### Short task
Collect all lines below with the string "heading".

### Dataset excerpts
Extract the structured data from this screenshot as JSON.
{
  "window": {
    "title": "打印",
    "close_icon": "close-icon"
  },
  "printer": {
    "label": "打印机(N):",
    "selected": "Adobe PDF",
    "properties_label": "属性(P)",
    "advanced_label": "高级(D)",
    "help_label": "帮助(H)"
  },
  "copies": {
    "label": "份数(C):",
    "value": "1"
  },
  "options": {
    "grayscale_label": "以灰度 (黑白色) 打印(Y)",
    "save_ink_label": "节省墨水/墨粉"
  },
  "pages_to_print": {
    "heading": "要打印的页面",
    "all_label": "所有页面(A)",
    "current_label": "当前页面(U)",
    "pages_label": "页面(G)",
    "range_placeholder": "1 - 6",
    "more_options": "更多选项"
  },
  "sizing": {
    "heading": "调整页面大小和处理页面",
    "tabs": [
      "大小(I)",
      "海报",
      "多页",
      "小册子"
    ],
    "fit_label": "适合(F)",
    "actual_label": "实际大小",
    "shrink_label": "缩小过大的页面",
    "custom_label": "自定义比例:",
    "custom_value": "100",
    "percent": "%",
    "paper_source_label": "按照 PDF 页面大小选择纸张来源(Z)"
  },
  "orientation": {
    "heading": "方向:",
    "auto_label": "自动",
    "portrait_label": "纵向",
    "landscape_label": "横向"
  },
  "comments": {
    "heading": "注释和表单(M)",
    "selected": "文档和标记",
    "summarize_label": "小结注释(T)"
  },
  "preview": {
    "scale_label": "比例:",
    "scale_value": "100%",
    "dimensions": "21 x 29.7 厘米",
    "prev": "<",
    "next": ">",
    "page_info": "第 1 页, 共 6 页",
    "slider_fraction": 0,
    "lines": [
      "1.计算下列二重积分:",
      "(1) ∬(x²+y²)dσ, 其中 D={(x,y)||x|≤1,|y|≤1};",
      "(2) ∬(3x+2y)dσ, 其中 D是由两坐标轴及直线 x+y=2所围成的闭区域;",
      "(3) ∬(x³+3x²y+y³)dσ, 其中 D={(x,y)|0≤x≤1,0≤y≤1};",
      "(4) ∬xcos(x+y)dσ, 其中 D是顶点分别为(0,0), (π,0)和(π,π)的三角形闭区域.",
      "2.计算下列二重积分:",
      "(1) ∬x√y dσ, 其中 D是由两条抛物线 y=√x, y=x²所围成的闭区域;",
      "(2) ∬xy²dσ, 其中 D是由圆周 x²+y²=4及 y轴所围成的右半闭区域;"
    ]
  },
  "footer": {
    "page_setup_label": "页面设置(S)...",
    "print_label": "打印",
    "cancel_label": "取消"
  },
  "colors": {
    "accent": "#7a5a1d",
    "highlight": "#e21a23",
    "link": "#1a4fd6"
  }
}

### Task output
    "heading": "要打印的页面",
    "heading": "调整页面大小和处理页面",
    "heading": "方向:",
    "heading": "注释和表单(M)",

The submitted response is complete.